### [TASK GOAL]
A single number is the answer here: how many lines of the entries contain "true"?
--- start of THE INPUT ---
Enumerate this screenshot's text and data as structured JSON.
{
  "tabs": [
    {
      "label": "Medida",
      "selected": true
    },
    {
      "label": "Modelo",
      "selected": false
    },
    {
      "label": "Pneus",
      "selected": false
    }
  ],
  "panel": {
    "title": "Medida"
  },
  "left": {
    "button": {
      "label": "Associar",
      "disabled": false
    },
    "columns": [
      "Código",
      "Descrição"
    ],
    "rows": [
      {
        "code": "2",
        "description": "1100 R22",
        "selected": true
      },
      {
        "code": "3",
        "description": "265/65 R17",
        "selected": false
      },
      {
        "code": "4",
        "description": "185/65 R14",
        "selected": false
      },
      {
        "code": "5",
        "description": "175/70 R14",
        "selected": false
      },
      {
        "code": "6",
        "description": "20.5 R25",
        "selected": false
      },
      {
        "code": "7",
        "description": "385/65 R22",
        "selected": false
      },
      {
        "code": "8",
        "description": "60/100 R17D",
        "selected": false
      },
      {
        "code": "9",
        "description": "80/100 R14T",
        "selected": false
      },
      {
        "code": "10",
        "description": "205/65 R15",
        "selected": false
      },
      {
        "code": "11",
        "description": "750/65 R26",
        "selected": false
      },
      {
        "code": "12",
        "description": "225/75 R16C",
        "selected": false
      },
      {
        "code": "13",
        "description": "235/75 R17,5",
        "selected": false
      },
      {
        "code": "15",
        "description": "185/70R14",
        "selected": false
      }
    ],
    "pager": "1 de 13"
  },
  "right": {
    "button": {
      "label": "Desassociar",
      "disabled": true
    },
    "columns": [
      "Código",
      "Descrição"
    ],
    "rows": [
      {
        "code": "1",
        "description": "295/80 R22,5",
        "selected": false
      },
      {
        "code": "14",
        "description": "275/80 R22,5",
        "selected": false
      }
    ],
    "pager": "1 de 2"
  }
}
--- end of THE INPUT ---
### [ANSWER BELOW]
3